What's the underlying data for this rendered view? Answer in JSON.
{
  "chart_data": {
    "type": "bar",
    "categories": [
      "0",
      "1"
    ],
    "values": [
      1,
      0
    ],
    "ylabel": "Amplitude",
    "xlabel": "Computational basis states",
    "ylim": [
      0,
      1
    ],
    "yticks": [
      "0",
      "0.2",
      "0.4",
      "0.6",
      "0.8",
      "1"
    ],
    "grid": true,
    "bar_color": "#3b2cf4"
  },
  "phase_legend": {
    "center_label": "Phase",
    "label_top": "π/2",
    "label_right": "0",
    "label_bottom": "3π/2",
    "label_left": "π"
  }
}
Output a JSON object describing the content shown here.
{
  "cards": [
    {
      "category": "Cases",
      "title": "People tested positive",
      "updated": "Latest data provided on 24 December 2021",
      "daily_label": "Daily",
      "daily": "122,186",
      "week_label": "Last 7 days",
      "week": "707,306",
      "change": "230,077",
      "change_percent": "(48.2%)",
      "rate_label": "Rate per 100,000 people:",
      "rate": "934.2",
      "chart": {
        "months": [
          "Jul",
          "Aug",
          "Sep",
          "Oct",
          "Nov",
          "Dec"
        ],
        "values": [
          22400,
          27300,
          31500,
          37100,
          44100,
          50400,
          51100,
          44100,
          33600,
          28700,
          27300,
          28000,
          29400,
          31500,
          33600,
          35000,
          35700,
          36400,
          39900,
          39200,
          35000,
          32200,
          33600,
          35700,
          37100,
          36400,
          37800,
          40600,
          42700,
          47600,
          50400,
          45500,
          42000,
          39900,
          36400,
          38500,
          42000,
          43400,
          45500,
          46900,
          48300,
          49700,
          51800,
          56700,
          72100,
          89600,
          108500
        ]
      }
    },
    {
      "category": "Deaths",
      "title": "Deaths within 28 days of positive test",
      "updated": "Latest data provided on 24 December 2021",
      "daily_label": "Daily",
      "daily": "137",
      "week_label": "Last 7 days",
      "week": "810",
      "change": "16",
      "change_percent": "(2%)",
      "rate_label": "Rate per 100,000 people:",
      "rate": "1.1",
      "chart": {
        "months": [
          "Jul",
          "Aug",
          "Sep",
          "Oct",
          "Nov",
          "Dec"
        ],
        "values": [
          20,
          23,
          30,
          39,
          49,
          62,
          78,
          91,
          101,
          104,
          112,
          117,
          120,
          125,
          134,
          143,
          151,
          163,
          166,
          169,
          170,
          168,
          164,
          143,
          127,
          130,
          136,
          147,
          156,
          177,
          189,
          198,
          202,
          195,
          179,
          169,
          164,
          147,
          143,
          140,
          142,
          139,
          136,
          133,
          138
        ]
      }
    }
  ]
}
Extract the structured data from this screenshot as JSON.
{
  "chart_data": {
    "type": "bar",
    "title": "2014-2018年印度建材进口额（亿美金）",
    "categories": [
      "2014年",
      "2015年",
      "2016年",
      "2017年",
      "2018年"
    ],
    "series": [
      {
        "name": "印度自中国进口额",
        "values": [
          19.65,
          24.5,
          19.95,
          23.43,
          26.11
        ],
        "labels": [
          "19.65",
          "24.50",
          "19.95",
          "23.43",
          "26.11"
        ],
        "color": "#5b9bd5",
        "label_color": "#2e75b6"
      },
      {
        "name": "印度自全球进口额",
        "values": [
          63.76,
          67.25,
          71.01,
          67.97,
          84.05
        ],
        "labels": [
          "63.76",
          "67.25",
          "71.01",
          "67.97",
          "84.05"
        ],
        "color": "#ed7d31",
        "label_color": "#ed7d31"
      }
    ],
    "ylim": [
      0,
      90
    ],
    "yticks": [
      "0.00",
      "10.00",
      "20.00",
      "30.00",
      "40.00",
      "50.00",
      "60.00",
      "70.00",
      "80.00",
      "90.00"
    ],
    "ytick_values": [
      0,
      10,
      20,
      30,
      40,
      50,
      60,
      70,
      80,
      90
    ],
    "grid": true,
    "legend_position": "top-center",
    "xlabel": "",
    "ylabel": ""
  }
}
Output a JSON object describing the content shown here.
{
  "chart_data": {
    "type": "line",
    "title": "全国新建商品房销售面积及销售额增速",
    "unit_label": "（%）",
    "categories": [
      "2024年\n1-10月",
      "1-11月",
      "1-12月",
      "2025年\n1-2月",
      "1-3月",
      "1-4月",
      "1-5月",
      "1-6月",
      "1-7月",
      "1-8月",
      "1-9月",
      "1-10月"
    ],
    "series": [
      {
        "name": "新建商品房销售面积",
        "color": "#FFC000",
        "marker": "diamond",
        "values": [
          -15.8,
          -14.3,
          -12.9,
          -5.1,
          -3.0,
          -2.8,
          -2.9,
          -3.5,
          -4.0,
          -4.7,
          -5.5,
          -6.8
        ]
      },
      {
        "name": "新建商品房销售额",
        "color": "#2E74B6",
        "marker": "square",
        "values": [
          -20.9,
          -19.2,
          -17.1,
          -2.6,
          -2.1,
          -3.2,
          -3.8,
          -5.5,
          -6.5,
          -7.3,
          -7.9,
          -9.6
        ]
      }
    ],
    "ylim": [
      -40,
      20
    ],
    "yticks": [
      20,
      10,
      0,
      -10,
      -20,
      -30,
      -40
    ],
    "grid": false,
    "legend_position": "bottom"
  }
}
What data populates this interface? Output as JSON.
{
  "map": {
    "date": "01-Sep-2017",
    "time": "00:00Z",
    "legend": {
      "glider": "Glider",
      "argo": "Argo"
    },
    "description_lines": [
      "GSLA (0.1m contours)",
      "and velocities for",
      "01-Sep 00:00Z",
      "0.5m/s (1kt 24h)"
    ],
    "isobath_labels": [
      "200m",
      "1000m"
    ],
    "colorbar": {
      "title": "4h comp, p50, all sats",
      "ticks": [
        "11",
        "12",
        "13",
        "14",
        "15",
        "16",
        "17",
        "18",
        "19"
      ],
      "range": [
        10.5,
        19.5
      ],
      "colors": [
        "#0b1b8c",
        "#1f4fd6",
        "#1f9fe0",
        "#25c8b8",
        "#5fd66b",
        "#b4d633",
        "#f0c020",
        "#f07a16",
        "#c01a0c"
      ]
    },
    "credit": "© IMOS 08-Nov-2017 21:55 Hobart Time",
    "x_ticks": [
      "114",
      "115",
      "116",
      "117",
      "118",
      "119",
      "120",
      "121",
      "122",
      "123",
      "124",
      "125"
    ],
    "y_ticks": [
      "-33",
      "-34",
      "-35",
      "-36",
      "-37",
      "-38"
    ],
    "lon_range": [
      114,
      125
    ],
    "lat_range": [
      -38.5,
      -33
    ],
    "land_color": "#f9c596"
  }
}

Request
Output the listing above without altering a single character.

Exercise solution
What's the underlying data for this rendered view? Answer in JSON.
{
  "chart_data": {
    "type": "bar",
    "categories": [
      "0",
      "1"
    ],
    "values": [
      1,
      0
    ],
    "ylabel": "Amplitude",
    "xlabel": "Computational basis states",
    "ylim": [
      0,
      1
    ],
    "yticks": [
      "0",
      "0.2",
      "0.4",
      "0.6",
      "0.8",
      "1"
    ],
    "grid": true,
    "bar_color": "#3b2cf4"
  },
  "phase_legend": {
    "center_label": "Phase",
    "label_top": "π/2",
    "label_right": "0",
    "label_bottom": "3π/2",
    "label_left": "π"
  }
}
Output a JSON object describing the content shown here.
{
  "cards": [
    {
      "category": "Cases",
      "title": "People tested positive",
      "updated": "Latest data provided on 24 December 2021",
      "daily_label": "Daily",
      "daily": "122,186",
      "week_label": "Last 7 days",
      "week": "707,306",
      "change": "230,077",
      "change_percent": "(48.2%)",
      "rate_label": "Rate per 100,000 people:",
      "rate": "934.2",
      "chart": {
        "months": [
          "Jul",
          "Aug",
          "Sep",
          "Oct",
          "Nov",
          "Dec"
        ],
        "values": [
          22400,
          27300,
          31500,
          37100,
          44100,
          50400,
          51100,
          44100,
          33600,
          28700,
          27300,
          28000,
          29400,
          31500,
          33600,
          35000,
          35700,
          36400,
          39900,
          39200,
          35000,
          32200,
          33600,
          35700,
          37100,
          36400,
          37800,
          40600,
          42700,
          47600,
          50400,
          45500,
          42000,
          39900,
          36400,
          38500,
          42000,
          43400,
          45500,
          46900,
          48300,
          49700,
          51800,
          56700,
          72100,
          89600,
          108500
        ]
      }
    },
    {
      "category": "Deaths",
      "title": "Deaths within 28 days of positive test",
      "updated": "Latest data provided on 24 December 2021",
      "daily_label": "Daily",
      "daily": "137",
      "week_label": "Last 7 days",
      "week": "810",
      "change": "16",
      "change_percent": "(2%)",
      "rate_label": "Rate per 100,000 people:",
      "rate": "1.1",
      "chart": {
        "months": [
          "Jul",
          "Aug",
          "Sep",
          "Oct",
          "Nov",
          "Dec"
        ],
        "values": [
          20,
          23,
          30,
          39,
          49,
          62,
          78,
          91,
          101,
          104,
          112,
          117,
          120,
          125,
          134,
          143,
          151,
          163,
          166,
          169,
          170,
          168,
          164,
          143,
          127,
          130,
          136,
          147,
          156,
          177,
          189,
          198,
          202,
          195,
          179,
          169,
          164,
          147,
          143,
          140,
          142,
          139,
          136,
          133,
          138
        ]
      }
    }
  ]
}
Extract the structured data from this screenshot as JSON.
{
  "chart_data": {
    "type": "bar",
    "title": "2014-2018年印度建材进口额（亿美金）",
    "categories": [
      "2014年",
      "2015年",
      "2016年",
      "2017年",
      "2018年"
    ],
    "series": [
      {
        "name": "印度自中国进口额",
        "values": [
          19.65,
          24.5,
          19.95,
          23.43,
          26.11
        ],
        "labels": [
          "19.65",
          "24.50",
          "19.95",
          "23.43",
          "26.11"
        ],
        "color": "#5b9bd5",
        "label_color": "#2e75b6"
      },
      {
        "name": "印度自全球进口额",
        "values": [
          63.76,
          67.25,
          71.01,
          67.97,
          84.05
        ],
        "labels": [
          "63.76",
          "67.25",
          "71.01",
          "67.97",
          "84.05"
        ],
        "color": "#ed7d31",
        "label_color": "#ed7d31"
      }
    ],
    "ylim": [
      0,
      90
    ],
    "yticks": [
      "0.00",
      "10.00",
      "20.00",
      "30.00",
      "40.00",
      "50.00",
      "60.00",
      "70.00",
      "80.00",
      "90.00"
    ],
    "ytick_values": [
      0,
      10,
      20,
      30,
      40,
      50,
      60,
      70,
      80,
      90
    ],
    "grid": true,
    "legend_position": "top-center",
    "xlabel": "",
    "ylabel": ""
  }
}
Output a JSON object describing the content shown here.
{
  "chart_data": {
    "type": "line",
    "title": "全国新建商品房销售面积及销售额增速",
    "unit_label": "（%）",
    "categories": [
      "2024年\n1-10月",
      "1-11月",
      "1-12月",
      "2025年\n1-2月",
      "1-3月",
      "1-4月",
      "1-5月",
      "1-6月",
      "1-7月",
      "1-8月",
      "1-9月",
      "1-10月"
    ],
    "series": [
      {
        "name": "新建商品房销售面积",
        "color": "#FFC000",
        "marker": "diamond",
        "values": [
          -15.8,
          -14.3,
          -12.9,
          -5.1,
          -3.0,
          -2.8,
          -2.9,
          -3.5,
          -4.0,
          -4.7,
          -5.5,
          -6.8
        ]
      },
      {
        "name": "新建商品房销售额",
        "color": "#2E74B6",
        "marker": "square",
        "values": [
          -20.9,
          -19.2,
          -17.1,
          -2.6,
          -2.1,
          -3.2,
          -3.8,
          -5.5,
          -6.5,
          -7.3,
          -7.9,
          -9.6
        ]
      }
    ],
    "ylim": [
      -40,
      20
    ],
    "yticks": [
      20,
      10,
      0,
      -10,
      -20,
      -30,
      -40
    ],
    "grid": false,
    "legend_position": "bottom"
  }
}
What data populates this interface? Output as JSON.
{
  "map": {
    "date": "01-Sep-2017",
    "time": "00:00Z",
    "legend": {
      "glider": "Glider",
      "argo": "Argo"
    },
    "description_lines": [
      "GSLA (0.1m contours)",
      "and velocities for",
      "01-Sep 00:00Z",
      "0.5m/s (1kt 24h)"
    ],
    "isobath_labels": [
      "200m",
      "1000m"
    ],
    "colorbar": {
      "title": "4h comp, p50, all sats",
      "ticks": [
        "11",
        "12",
        "13",
        "14",
        "15",
        "16",
        "17",
        "18",
        "19"
      ],
      "range": [
        10.5,
        19.5
      ],
      "colors": [
        "#0b1b8c",
        "#1f4fd6",
        "#1f9fe0",
        "#25c8b8",
        "#5fd66b",
        "#b4d633",
        "#f0c020",
        "#f07a16",
        "#c01a0c"
      ]
    },
    "credit": "© IMOS 08-Nov-2017 21:55 Hobart Time",
    "x_ticks": [
      "114",
      "115",
      "116",
      "117",
      "118",
      "119",
      "120",
      "121",
      "122",
      "123",
      "124",
      "125"
    ],
    "y_ticks": [
      "-33",
      "-34",
      "-35",
      "-36",
      "-37",
      "-38"
    ],
    "lon_range": [
      114,
      125
    ],
    "lat_range": [
      -38.5,
      -33
    ],
    "land_color": "#f9c596"
  }
}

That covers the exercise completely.